(Data records)
----------

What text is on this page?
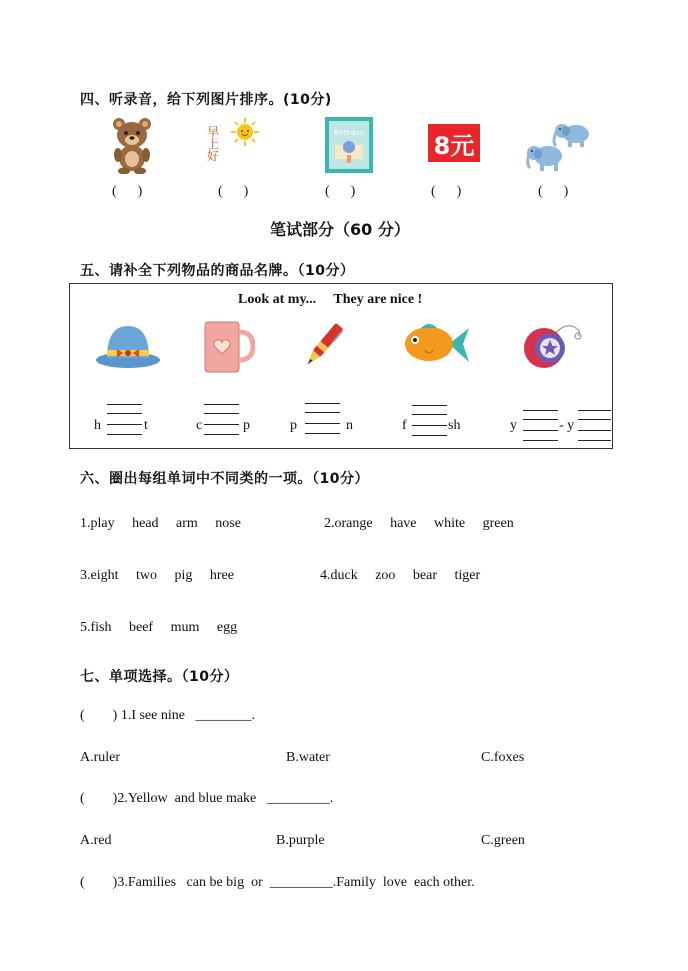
四、听录音，给下列图片排序。(10分)
早上好
Birthday	8元
(      )	(      )	(      )	(      )	(      )
笔试部分（60 分）
五、请补全下列物品的商品名牌。（10分）
Look at my...     They are nice !
h	t	c	p	p	n	f	sh	y	- y
六、圈出每组单词中不同类的一项。（10分）
1.play     head     arm     nose	2.orange     have     white     green
3.eight     two     pig     hree	4.duck     zoo     bear     tiger
5.fish     beef     mum     egg
七、单项选择。（10分）
(        ) 1.I see nine   ________.
A.ruler	B.water	C.foxes
(        )2.Yellow  and blue make   _________.
A.red	B.purple	C.green
(        )3.Families   can be big  or  _________.Family  love  each other.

----------

TASK INSTRUCTIONS:
Pick out every line above that holds the word "green" and copy it.

PROBLEM SOLUTION:
1.play     head     arm     nose	2.orange     have     white     green
A.red	B.purple	C.green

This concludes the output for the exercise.